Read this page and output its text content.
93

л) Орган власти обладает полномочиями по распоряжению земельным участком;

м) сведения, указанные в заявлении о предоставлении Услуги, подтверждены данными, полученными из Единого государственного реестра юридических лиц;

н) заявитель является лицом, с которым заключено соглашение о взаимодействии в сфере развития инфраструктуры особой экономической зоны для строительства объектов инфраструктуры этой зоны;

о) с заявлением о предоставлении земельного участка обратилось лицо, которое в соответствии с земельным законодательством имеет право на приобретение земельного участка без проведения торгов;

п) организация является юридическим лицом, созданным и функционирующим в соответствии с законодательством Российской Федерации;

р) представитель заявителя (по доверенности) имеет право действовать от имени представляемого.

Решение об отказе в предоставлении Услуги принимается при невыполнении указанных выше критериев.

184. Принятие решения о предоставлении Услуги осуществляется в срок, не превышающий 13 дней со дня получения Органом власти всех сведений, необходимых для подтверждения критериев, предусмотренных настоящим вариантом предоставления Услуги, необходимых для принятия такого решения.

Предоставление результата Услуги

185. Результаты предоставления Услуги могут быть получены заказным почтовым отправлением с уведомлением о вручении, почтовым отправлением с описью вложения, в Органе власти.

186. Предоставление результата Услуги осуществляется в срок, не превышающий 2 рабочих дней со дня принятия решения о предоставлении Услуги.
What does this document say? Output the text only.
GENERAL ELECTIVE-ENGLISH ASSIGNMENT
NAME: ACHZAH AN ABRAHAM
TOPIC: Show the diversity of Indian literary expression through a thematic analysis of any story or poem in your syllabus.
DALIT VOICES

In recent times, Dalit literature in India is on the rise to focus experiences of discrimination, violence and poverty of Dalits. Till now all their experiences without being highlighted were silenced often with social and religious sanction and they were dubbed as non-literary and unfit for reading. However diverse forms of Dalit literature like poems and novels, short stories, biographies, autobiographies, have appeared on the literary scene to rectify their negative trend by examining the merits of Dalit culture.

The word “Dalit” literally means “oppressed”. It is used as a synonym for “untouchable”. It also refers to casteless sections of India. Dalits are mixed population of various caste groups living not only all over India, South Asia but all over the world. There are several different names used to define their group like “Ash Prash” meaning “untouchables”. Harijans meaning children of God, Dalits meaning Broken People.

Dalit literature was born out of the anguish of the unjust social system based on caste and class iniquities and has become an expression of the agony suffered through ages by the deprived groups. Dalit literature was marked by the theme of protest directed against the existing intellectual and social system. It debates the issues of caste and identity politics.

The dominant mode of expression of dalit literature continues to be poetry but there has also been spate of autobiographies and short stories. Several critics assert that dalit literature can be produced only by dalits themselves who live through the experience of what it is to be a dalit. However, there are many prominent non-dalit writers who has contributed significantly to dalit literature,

☆ ☆ ☆ ☆

Show every line where the string "решения" appears.

**REPLY TO THE EXERCISE:**
184. Принятие решения о предоставлении Услуги осуществляется в срок, не превышающий 13 дней со дня получения Органом власти всех сведений, необходимых для подтверждения критериев, предусмотренных настоящим вариантом предоставления Услуги, необходимых для принятия такого решения.
186. Предоставление результата Услуги осуществляется в срок, не превышающий 2 рабочих дней со дня принятия решения о предоставлении Услуги.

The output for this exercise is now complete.